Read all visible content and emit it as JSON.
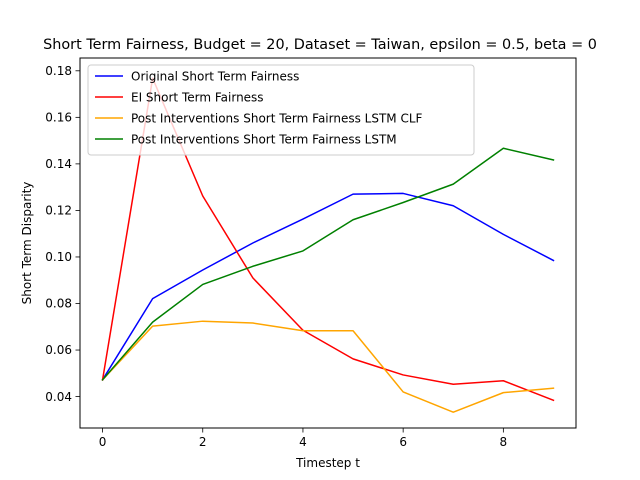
{
  "chart_data": {
    "type": "line",
    "title": "Short Term Fairness, Budget = 20, Dataset = Taiwan, epsilon = 0.5, beta = 0",
    "xlabel": "Timestep t",
    "ylabel": "Short Term Disparity",
    "xlim": [
      -0.45,
      9.45
    ],
    "ylim": [
      0.0265,
      0.1855
    ],
    "xticks": [
      0,
      2,
      4,
      6,
      8
    ],
    "xtick_labels": [
      "0",
      "2",
      "4",
      "6",
      "8"
    ],
    "yticks": [
      0.04,
      0.06,
      0.08,
      0.1,
      0.12,
      0.14,
      0.16,
      0.18
    ],
    "ytick_labels": [
      "0.04",
      "0.06",
      "0.08",
      "0.10",
      "0.12",
      "0.14",
      "0.16",
      "0.18"
    ],
    "grid": false,
    "legend_position": "top-left",
    "x": [
      0,
      1,
      2,
      3,
      4,
      5,
      6,
      7,
      8,
      9
    ],
    "series": [
      {
        "name": "Original Short Term Fairness",
        "color": "#0000ff",
        "values": [
          0.0472,
          0.0821,
          0.0944,
          0.106,
          0.1163,
          0.127,
          0.1273,
          0.122,
          0.1097,
          0.0985
        ]
      },
      {
        "name": "EI Short Term Fairness",
        "color": "#ff0000",
        "values": [
          0.0472,
          0.1768,
          0.1262,
          0.091,
          0.0685,
          0.0562,
          0.0493,
          0.0453,
          0.0468,
          0.0384
        ]
      },
      {
        "name": "Post Interventions Short Term Fairness LSTM CLF",
        "color": "#ffa500",
        "values": [
          0.0472,
          0.0703,
          0.0724,
          0.0716,
          0.0683,
          0.0683,
          0.042,
          0.0333,
          0.0417,
          0.0436
        ]
      },
      {
        "name": "Post Interventions Short Term Fairness LSTM",
        "color": "#008000",
        "values": [
          0.0472,
          0.072,
          0.0882,
          0.096,
          0.1026,
          0.116,
          0.1234,
          0.1313,
          0.1467,
          0.1417
        ]
      }
    ]
  }
}
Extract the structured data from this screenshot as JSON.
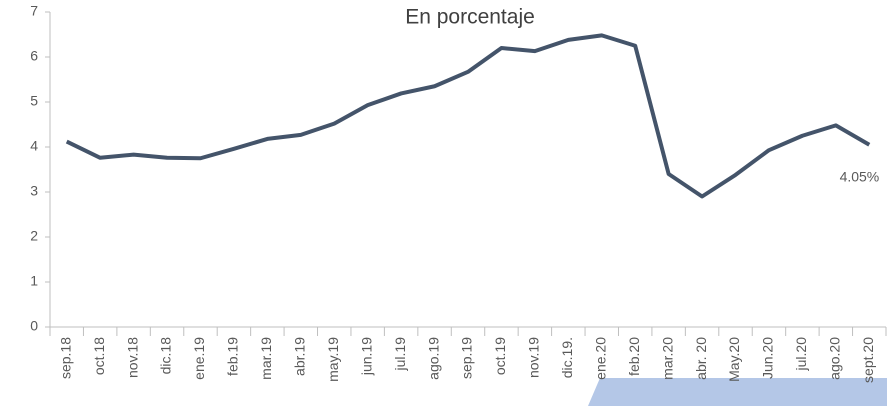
{
  "chart_data": {
    "type": "line",
    "title": "En porcentaje",
    "categories": [
      "sep.18",
      "oct.18",
      "nov.18",
      "dic.18",
      "ene.19",
      "feb.19",
      "mar.19",
      "abr.19",
      "may.19",
      "jun.19",
      "jul.19",
      "ago.19",
      "sep.19",
      "oct.19",
      "nov.19",
      "dic.19.",
      "ene.20",
      "feb.20",
      "mar.20",
      "abr. 20",
      "May.20",
      "Jun.20",
      "jul.20",
      "ago.20",
      "sept.20"
    ],
    "values": [
      4.12,
      3.76,
      3.83,
      3.76,
      3.75,
      3.96,
      4.18,
      4.27,
      4.52,
      4.93,
      5.19,
      5.35,
      5.67,
      6.2,
      6.13,
      6.38,
      6.48,
      6.25,
      3.4,
      2.9,
      3.38,
      3.93,
      4.25,
      4.48,
      4.05
    ],
    "value_labels": [
      null,
      null,
      null,
      null,
      null,
      null,
      null,
      null,
      null,
      null,
      null,
      null,
      null,
      null,
      null,
      null,
      null,
      null,
      null,
      null,
      null,
      null,
      null,
      null,
      "4.05%"
    ],
    "color": "#44546a",
    "ylim": [
      0,
      7
    ],
    "yticks": [
      0,
      1,
      2,
      3,
      4,
      5,
      6,
      7
    ]
  }
}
——
> **Problem statement**: From the entries above, return each line with the word "LSTM" in it.

> **Exercise solution**:
        "name": "Post Interventions Short Term Fairness LSTM CLF",
        "name": "Post Interventions Short Term Fairness LSTM",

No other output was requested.